__Aim__
Pull each line holding the word "JSON" from the data.

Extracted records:
## start

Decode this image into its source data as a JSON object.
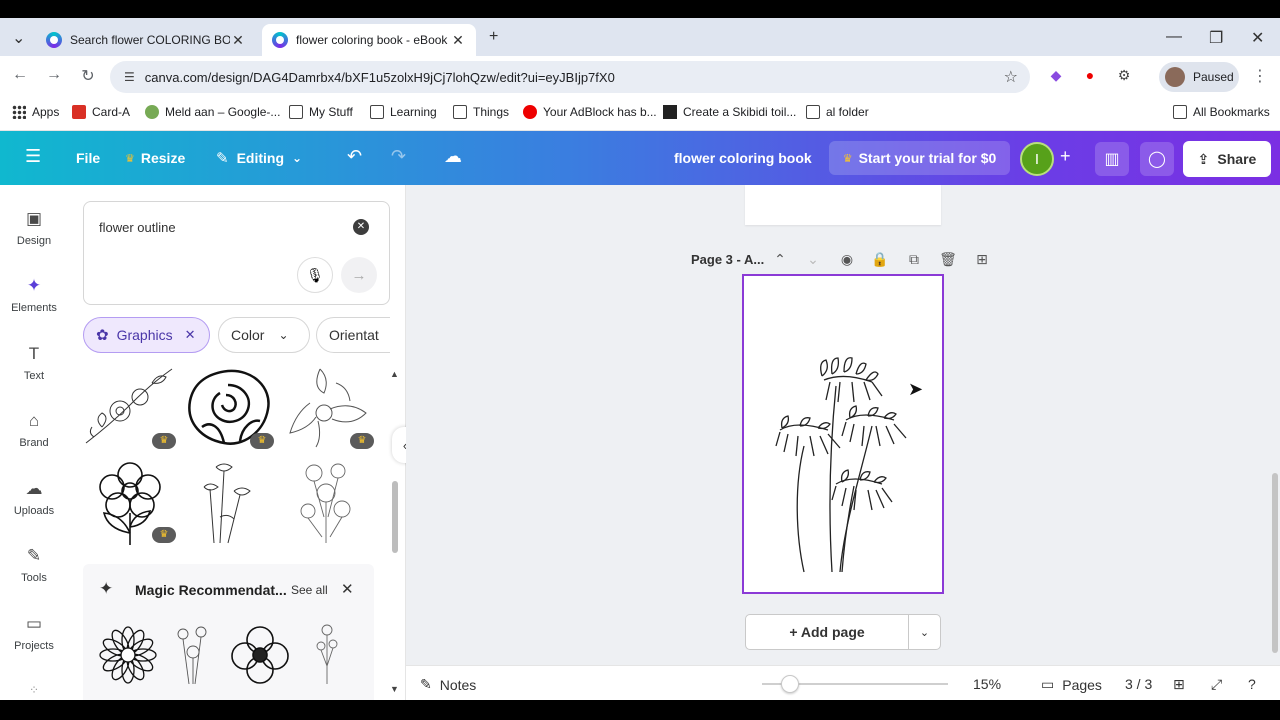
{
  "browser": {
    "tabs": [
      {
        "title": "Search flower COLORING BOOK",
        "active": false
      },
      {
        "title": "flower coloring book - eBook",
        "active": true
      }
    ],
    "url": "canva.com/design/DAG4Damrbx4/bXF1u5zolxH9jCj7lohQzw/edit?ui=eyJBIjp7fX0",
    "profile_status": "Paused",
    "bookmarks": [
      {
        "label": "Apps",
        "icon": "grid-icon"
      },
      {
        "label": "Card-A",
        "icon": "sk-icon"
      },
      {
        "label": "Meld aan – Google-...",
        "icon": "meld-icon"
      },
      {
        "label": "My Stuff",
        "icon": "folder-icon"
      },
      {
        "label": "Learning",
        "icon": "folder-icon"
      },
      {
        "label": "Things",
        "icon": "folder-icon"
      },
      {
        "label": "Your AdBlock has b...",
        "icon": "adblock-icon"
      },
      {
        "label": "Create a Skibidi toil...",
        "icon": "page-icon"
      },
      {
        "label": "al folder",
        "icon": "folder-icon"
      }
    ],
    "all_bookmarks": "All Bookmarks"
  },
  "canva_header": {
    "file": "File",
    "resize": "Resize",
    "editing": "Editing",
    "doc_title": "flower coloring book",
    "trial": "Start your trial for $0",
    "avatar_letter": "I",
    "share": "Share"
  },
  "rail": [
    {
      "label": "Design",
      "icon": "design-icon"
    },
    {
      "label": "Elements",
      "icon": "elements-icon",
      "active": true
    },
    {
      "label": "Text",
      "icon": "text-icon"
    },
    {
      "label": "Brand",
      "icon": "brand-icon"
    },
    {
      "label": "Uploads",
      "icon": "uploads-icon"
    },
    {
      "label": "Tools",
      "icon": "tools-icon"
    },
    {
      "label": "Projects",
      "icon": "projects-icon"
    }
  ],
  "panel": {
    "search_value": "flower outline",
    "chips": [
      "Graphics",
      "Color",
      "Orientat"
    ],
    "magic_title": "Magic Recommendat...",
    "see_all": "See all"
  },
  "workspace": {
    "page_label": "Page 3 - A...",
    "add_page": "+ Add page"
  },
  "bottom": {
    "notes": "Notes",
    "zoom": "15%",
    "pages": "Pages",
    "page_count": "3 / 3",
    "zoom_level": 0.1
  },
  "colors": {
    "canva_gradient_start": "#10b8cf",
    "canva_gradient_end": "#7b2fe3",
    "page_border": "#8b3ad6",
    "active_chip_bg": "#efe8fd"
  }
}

## end
## start

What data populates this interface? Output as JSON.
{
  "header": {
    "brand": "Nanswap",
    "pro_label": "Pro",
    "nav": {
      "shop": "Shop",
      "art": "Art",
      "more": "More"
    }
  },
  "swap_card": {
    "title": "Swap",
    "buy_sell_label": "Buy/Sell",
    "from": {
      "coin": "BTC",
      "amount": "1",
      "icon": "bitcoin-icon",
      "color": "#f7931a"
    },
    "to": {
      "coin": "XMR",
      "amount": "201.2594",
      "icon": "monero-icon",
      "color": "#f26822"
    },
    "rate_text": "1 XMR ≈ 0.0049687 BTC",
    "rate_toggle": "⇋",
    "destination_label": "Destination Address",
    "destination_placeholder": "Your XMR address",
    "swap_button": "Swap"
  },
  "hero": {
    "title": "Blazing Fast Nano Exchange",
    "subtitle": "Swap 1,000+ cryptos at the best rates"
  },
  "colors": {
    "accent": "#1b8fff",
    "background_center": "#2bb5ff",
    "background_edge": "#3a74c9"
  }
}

## end

__The response__
Decode this image into its source data as a JSON object.
What data populates this interface? Output as JSON.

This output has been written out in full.